Text shown:
=== Begin Enclosure ===
[Mlir-commits] [mlir] f328f72 - [mlir][tosa] Fixed depthwise conv parallel/reduction indices order

Rob Suderman llvmlistbot at llvm.org
Mon Aug 16 14:07:31 PDT 2021


Author: Rob Suderman
Date: 2021-08-16T14:06:22-07:00
New Revision: f328f72e60a97b77d7f4ffb8570a931edbb0a0d5

URL: https://github.com/llvm/llvm-project/commit/f328f72e60a97b77d7f4ffb8570a931edbb0a0d5
DIFF: https://github.com/llvm/llvm-project/commit/f328f72e60a97b77d7f4ffb8570a931edbb0a0d5.diff

LOG: [mlir][tosa] Fixed depthwise conv parallel/reduction indices order

Reduction axis should come after all parallel axis to work with vectorization.
=== End Enclosure ===
Set of tasks:
A. Summarize the commit notice in two sentences.
B. Reproduce the part of the commit notice that opens with the words containing "Author: Rob Suderman" and closes with "work with vectorization.".
The material plays no part in this.

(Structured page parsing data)
=== Begin Enclosure ===
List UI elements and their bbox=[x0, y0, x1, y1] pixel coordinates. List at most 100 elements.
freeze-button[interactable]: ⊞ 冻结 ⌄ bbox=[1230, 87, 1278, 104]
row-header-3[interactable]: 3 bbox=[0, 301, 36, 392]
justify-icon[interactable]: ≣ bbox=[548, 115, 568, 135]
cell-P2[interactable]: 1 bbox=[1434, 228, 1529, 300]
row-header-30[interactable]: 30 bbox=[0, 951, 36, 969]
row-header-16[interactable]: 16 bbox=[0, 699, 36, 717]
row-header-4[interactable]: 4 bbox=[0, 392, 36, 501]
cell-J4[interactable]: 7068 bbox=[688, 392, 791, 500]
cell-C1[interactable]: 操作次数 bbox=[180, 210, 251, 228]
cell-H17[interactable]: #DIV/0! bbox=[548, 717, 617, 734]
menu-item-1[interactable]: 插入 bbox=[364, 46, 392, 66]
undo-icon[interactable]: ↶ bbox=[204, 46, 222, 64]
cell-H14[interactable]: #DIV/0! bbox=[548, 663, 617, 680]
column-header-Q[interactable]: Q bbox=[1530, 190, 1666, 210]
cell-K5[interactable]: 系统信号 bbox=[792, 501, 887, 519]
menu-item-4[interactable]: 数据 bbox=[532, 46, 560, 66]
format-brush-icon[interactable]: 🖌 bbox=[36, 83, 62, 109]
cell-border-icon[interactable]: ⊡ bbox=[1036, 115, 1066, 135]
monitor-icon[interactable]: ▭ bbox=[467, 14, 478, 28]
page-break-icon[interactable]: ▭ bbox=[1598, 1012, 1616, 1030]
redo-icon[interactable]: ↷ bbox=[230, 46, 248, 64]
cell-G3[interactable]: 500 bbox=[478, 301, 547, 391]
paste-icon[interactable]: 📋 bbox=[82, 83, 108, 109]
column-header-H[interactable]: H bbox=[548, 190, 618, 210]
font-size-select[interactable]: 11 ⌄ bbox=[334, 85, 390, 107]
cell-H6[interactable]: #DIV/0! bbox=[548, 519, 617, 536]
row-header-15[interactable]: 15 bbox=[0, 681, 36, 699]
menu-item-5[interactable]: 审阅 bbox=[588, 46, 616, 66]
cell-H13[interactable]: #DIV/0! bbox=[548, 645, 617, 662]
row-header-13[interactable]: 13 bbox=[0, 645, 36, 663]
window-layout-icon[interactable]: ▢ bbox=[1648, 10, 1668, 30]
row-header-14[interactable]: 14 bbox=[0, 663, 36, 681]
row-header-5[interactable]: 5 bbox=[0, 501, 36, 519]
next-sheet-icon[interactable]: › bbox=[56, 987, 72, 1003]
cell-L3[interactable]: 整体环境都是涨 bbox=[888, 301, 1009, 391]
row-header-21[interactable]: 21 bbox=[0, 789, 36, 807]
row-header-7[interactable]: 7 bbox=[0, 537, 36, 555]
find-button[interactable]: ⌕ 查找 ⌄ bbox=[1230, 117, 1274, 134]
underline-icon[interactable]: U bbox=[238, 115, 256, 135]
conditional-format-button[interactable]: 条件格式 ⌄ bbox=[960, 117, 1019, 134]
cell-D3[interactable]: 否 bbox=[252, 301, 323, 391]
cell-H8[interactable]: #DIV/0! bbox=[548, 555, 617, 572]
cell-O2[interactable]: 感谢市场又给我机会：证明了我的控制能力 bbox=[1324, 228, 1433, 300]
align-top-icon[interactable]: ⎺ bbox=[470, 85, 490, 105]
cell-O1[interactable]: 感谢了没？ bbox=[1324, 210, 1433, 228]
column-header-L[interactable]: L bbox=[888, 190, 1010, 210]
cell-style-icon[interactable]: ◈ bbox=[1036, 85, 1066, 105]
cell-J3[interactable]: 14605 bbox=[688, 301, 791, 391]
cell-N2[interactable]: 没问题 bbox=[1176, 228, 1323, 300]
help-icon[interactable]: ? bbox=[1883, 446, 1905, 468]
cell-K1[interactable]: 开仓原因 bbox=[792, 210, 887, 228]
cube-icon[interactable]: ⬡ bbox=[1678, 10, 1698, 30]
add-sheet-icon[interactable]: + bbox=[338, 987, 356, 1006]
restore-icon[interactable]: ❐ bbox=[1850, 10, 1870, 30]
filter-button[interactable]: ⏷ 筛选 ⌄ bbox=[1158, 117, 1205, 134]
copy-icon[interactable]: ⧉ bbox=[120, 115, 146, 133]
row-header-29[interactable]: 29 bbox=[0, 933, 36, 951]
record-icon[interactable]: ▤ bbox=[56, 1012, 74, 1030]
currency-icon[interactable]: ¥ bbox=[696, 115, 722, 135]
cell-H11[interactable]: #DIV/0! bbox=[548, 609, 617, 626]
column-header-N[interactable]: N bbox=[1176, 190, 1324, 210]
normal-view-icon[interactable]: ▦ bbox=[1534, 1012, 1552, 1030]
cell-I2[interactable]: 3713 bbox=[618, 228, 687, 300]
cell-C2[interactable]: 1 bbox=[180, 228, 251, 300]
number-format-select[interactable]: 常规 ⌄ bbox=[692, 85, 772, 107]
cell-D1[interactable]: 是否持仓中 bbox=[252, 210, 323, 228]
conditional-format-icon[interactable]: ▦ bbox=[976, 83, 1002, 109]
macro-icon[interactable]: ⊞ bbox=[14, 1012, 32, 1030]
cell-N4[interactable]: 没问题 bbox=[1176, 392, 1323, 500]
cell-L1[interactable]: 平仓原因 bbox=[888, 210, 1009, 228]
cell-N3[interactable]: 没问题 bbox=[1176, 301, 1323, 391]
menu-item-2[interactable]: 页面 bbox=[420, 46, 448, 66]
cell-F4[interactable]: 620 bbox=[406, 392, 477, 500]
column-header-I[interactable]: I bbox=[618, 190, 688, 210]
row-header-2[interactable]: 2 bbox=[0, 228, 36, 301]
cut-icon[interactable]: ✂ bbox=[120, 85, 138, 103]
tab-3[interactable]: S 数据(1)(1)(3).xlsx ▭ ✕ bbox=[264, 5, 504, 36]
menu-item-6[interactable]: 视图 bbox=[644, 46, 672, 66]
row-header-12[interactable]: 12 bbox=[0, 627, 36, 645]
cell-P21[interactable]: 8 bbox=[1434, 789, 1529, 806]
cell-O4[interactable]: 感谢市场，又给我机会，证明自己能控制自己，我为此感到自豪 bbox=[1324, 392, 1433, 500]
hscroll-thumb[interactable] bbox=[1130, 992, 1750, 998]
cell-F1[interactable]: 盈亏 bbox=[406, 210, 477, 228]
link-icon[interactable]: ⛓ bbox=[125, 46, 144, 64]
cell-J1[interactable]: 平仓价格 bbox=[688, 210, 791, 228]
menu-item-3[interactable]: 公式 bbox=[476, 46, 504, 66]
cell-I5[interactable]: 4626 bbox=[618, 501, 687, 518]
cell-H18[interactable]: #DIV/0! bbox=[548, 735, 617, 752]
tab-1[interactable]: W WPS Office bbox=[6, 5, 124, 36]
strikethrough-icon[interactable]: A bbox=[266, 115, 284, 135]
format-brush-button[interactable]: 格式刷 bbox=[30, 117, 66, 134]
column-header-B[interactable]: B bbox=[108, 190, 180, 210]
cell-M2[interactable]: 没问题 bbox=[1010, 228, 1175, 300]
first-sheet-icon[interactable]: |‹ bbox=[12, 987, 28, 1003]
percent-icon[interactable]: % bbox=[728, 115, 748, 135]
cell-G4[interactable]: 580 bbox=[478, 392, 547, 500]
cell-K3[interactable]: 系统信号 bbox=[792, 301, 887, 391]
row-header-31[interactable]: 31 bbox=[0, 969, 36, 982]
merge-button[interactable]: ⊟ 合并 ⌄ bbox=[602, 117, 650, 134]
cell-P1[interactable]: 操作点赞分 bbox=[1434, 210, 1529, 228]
=== End Enclosure ===
Problem solutions:
A. Rob Suderman's commit f328f72 to MLIR, dated August 16, 2021, fixes the order of the parallel and reduction indices in the TOSA depthwise convolution. The change places the reduction axis after all parallel axes so that it works with vectorization.

B.
Author: Rob Suderman
Date: 2021-08-16T14:06:22-07:00
New Revision: f328f72e60a97b77d7f4ffb8570a931edbb0a0d5

URL: https://github.com/llvm/llvm-project/commit/f328f72e60a97b77d7f4ffb8570a931edbb0a0d5
DIFF: https://github.com/llvm/llvm-project/commit/f328f72e60a97b77d7f4ffb8570a931edbb0a0d5.diff

LOG: [mlir][tosa] Fixed depthwise conv parallel/reduction indices order

Reduction axis should come after all parallel axis to work with vectorization.